• _Task to complete_
Your task is to output the listing word for word, with pictures excluded.

• _Entries from a dataset_

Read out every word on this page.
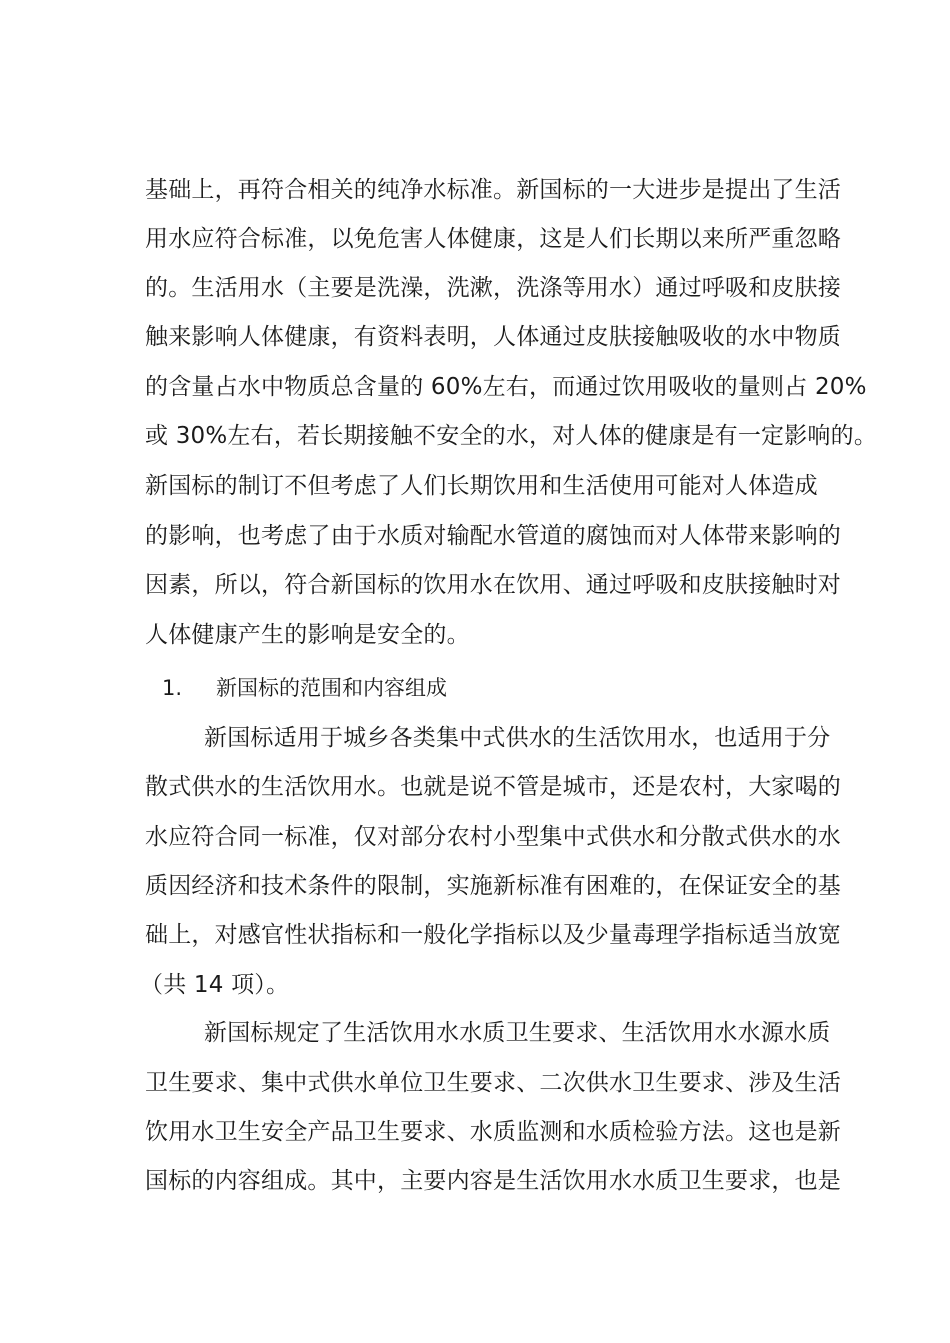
基础上，再符合相关的纯净水标准。新国标的一大进步是提出了生活
用水应符合标准，以免危害人体健康，这是人们长期以来所严重忽略
的。生活用水（主要是洗澡，洗漱，洗涤等用水）通过呼吸和皮肤接
触来影响人体健康，有资料表明，人体通过皮肤接触吸收的水中物质
的含量占水中物质总含量的 60%左右，而通过饮用吸收的量则占 20%
或 30%左右，若长期接触不安全的水，对人体的健康是有一定影响的。
新国标的制订不但考虑了人们长期饮用和生活使用可能对人体造成
的影响，也考虑了由于水质对输配水管道的腐蚀而对人体带来影响的
因素，所以，符合新国标的饮用水在饮用、通过呼吸和皮肤接触时对
人体健康产生的影响是安全的。
1. 新国标的范围和内容组成
新国标适用于城乡各类集中式供水的生活饮用水，也适用于分
散式供水的生活饮用水。也就是说不管是城市，还是农村，大家喝的
水应符合同一标准，仅对部分农村小型集中式供水和分散式供水的水
质因经济和技术条件的限制，实施新标准有困难的，在保证安全的基
础上，对感官性状指标和一般化学指标以及少量毒理学指标适当放宽
（共 14 项）。
新国标规定了生活饮用水水质卫生要求、生活饮用水水源水质
卫生要求、集中式供水单位卫生要求、二次供水卫生要求、涉及生活
饮用水卫生安全产品卫生要求、水质监测和水质检验方法。这也是新
国标的内容组成。其中，主要内容是生活饮用水水质卫生要求，也是
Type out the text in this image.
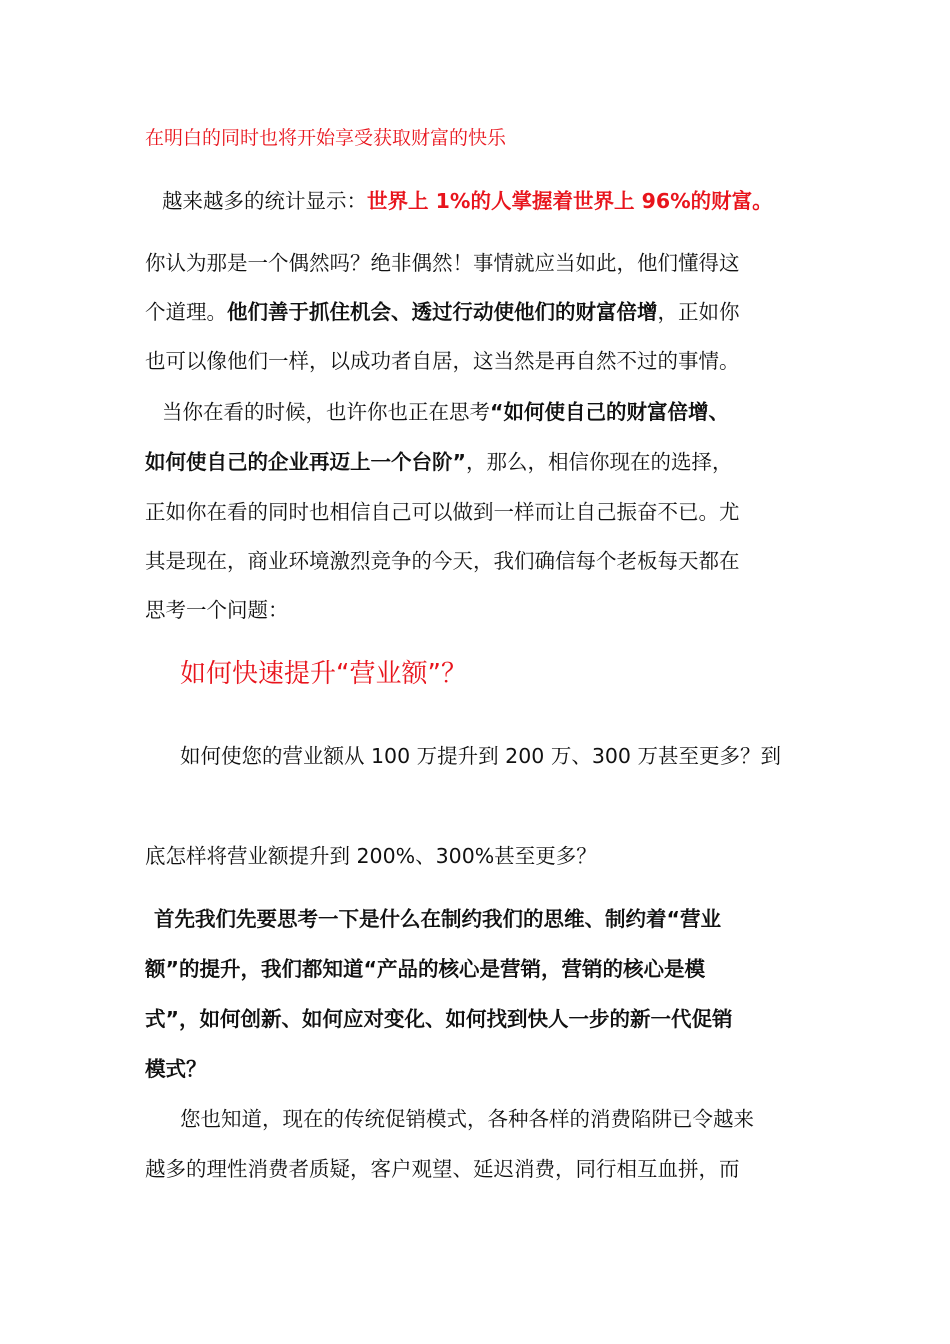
在明白的同时也将开始享受获取财富的快乐
越来越多的统计显示：世界上 1%的人掌握着世界上 96%的财富。
你认为那是一个偶然吗？绝非偶然！事情就应当如此，他们懂得这
个道理。他们善于抓住机会、透过行动使他们的财富倍增，正如你
也可以像他们一样，以成功者自居，这当然是再自然不过的事情。
当你在看的时候，也许你也正在思考“如何使自己的财富倍增、
如何使自己的企业再迈上一个台阶”，那么，相信你现在的选择，
正如你在看的同时也相信自己可以做到一样而让自己振奋不已。尤
其是现在，商业环境激烈竞争的今天，我们确信每个老板每天都在
思考一个问题：
如何快速提升“营业额”？
如何使您的营业额从 100 万提升到 200 万、300 万甚至更多？到
底怎样将营业额提升到 200%、300%甚至更多？
首先我们先要思考一下是什么在制约我们的思维、制约着“营业
额”的提升，我们都知道“产品的核心是营销，营销的核心是模
式”，如何创新、如何应对变化、如何找到快人一步的新一代促销
模式？
您也知道，现在的传统促销模式，各种各样的消费陷阱已令越来
越多的理性消费者质疑，客户观望、延迟消费，同行相互血拼，而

• _Solution to the problem_
Read out every word on this page.
基础上，再符合相关的纯净水标准。新国标的一大进步是提出了生活
用水应符合标准，以免危害人体健康，这是人们长期以来所严重忽略
的。生活用水（主要是洗澡，洗漱，洗涤等用水）通过呼吸和皮肤接
触来影响人体健康，有资料表明，人体通过皮肤接触吸收的水中物质
的含量占水中物质总含量的 60%左右，而通过饮用吸收的量则占 20%
或 30%左右，若长期接触不安全的水，对人体的健康是有一定影响的。
新国标的制订不但考虑了人们长期饮用和生活使用可能对人体造成
的影响，也考虑了由于水质对输配水管道的腐蚀而对人体带来影响的
因素，所以，符合新国标的饮用水在饮用、通过呼吸和皮肤接触时对
人体健康产生的影响是安全的。
1. 新国标的范围和内容组成
新国标适用于城乡各类集中式供水的生活饮用水，也适用于分
散式供水的生活饮用水。也就是说不管是城市，还是农村，大家喝的
水应符合同一标准，仅对部分农村小型集中式供水和分散式供水的水
质因经济和技术条件的限制，实施新标准有困难的，在保证安全的基
础上，对感官性状指标和一般化学指标以及少量毒理学指标适当放宽
（共 14 项）。
新国标规定了生活饮用水水质卫生要求、生活饮用水水源水质
卫生要求、集中式供水单位卫生要求、二次供水卫生要求、涉及生活
饮用水卫生安全产品卫生要求、水质监测和水质检验方法。这也是新
国标的内容组成。其中，主要内容是生活饮用水水质卫生要求，也是
Type out the text in this image.
在明白的同时也将开始享受获取财富的快乐
越来越多的统计显示：世界上 1%的人掌握着世界上 96%的财富。
你认为那是一个偶然吗？绝非偶然！事情就应当如此，他们懂得这
个道理。他们善于抓住机会、透过行动使他们的财富倍增，正如你
也可以像他们一样，以成功者自居，这当然是再自然不过的事情。
当你在看的时候，也许你也正在思考“如何使自己的财富倍增、
如何使自己的企业再迈上一个台阶”，那么，相信你现在的选择，
正如你在看的同时也相信自己可以做到一样而让自己振奋不已。尤
其是现在，商业环境激烈竞争的今天，我们确信每个老板每天都在
思考一个问题：
如何快速提升“营业额”？
如何使您的营业额从 100 万提升到 200 万、300 万甚至更多？到
底怎样将营业额提升到 200%、300%甚至更多？
首先我们先要思考一下是什么在制约我们的思维、制约着“营业
额”的提升，我们都知道“产品的核心是营销，营销的核心是模
式”，如何创新、如何应对变化、如何找到快人一步的新一代促销
模式？
您也知道，现在的传统促销模式，各种各样的消费陷阱已令越来
越多的理性消费者质疑，客户观望、延迟消费，同行相互血拼，而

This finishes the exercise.